Work instructions:
1) In the passage on youth mental health, who is named as the former Director of the National Institute of Mental Health?
2) Return the part of the passage on youth mental health starting with "What’s more, the" and going on through "only become worse.", copied word for word.

Should health care organizations leverage social media and smartphones in new ways to address the mental health crisis among America’s youth?
Tom Insel, former Director of the National Institute of Mental Health, posed that question during a Main Stage discussion, The Kids Aren’t All Right: Charting a Path Forward for Pediatric Mental Health, that also included Rhonda Robinson Beale, MD, SVP & Deputy Chief Medical Officer, Mental Health Services, UnitedHealth Group, Josh Golomb, CEO, Hazel Health and R. Lawrence Moss, MD, President & CEO, Nemours Children’s Health.
“How do we meet kids where they are? Adolescents aren’t looking to meet us where we are. They are online,” Insel said. “If we’re really trying to make a difference here and trying to address this crisis, we need to find new ways to do that.”
Social media and harm to mental health
It’s no secret at this point that the growing use of smartphones and social media have been connected to increases in mental distress, self-harm and other behavioral issues.
“We started seeing a steady increase in anxiety and depression as the adoption and the percent of ownership of smartphones and social media, particularly among adolescents and young adults, correlate so well,” Beale said.
Read all of our 2022 Summit articles
When she talks to providers delivering emergency or inpatient care, many tell her that pressure on social media is one of the most prominent factors driving kids to suicidal ideation, cutting and other adverse behaviors.
“I’d really love to change the narrative, the finger pointing and this attempt to say there is a singular cause for this problem,” Insel said. “We should be thinking more creatively because if social media is where the kids are, and if engagement is one of the biggest barriers to mental health care, then we’re missing an opportunity by just blaming the tech companies.”
What’s more, the shortage of mental health professionals and projected growth in demand for behavioral health services suggest the problem will only become worse.

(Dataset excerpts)
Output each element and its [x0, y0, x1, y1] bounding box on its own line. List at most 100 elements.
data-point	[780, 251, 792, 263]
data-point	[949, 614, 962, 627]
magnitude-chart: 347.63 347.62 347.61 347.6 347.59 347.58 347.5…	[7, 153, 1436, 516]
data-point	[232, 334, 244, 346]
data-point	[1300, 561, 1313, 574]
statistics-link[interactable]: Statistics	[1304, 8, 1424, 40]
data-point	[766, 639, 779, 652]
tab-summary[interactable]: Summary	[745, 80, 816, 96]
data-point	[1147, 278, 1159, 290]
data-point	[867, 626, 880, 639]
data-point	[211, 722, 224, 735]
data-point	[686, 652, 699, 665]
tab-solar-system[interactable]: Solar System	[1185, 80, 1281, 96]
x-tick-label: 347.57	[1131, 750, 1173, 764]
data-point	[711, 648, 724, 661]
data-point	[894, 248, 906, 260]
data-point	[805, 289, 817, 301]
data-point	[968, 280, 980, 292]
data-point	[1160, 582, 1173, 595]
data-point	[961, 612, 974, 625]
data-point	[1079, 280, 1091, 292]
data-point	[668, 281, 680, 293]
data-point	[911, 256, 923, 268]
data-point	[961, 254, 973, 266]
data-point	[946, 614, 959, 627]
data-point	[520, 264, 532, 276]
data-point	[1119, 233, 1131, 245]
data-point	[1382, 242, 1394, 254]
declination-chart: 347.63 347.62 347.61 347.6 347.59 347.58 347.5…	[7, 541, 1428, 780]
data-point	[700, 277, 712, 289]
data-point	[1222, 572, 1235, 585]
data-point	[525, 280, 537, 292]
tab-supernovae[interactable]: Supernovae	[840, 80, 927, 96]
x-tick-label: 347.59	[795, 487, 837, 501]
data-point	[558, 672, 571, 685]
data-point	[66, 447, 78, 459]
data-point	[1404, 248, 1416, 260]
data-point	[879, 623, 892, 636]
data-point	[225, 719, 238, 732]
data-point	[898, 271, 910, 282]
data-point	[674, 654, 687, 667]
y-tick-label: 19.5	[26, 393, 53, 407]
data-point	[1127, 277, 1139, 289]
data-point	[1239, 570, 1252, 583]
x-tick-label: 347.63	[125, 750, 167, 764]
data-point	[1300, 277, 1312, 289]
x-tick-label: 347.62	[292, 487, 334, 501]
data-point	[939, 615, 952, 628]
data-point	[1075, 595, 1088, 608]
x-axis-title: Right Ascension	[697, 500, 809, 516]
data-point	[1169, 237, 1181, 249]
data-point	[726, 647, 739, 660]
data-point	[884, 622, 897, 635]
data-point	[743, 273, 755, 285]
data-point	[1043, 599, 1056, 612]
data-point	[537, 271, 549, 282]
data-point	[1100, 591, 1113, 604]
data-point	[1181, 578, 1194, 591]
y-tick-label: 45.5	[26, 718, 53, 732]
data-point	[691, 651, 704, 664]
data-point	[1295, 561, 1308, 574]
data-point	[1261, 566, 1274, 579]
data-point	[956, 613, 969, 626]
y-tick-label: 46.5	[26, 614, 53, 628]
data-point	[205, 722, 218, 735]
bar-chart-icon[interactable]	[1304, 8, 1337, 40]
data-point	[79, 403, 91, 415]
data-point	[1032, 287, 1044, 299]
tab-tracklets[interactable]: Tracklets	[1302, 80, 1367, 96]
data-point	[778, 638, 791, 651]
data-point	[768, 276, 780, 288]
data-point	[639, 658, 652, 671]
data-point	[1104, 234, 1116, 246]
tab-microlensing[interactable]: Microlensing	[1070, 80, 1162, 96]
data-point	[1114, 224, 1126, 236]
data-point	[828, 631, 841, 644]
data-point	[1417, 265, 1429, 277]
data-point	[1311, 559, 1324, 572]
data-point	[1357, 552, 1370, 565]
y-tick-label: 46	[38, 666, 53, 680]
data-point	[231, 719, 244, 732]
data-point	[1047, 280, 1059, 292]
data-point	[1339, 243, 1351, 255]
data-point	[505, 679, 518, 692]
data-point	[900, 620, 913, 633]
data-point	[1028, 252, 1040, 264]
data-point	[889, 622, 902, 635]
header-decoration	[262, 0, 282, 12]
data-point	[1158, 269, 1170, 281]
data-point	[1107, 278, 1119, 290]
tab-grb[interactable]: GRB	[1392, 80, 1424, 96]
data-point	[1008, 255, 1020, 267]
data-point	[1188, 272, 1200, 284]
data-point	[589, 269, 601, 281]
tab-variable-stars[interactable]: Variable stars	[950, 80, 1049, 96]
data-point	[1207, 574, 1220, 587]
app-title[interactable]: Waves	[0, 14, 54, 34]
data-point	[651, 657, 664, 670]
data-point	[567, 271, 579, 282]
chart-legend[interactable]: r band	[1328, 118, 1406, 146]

Answers for the tasks:
1) Tom Insel

2)
What’s more, the shortage of mental health professionals and projected growth in demand for behavioral health services suggest the problem will only become worse.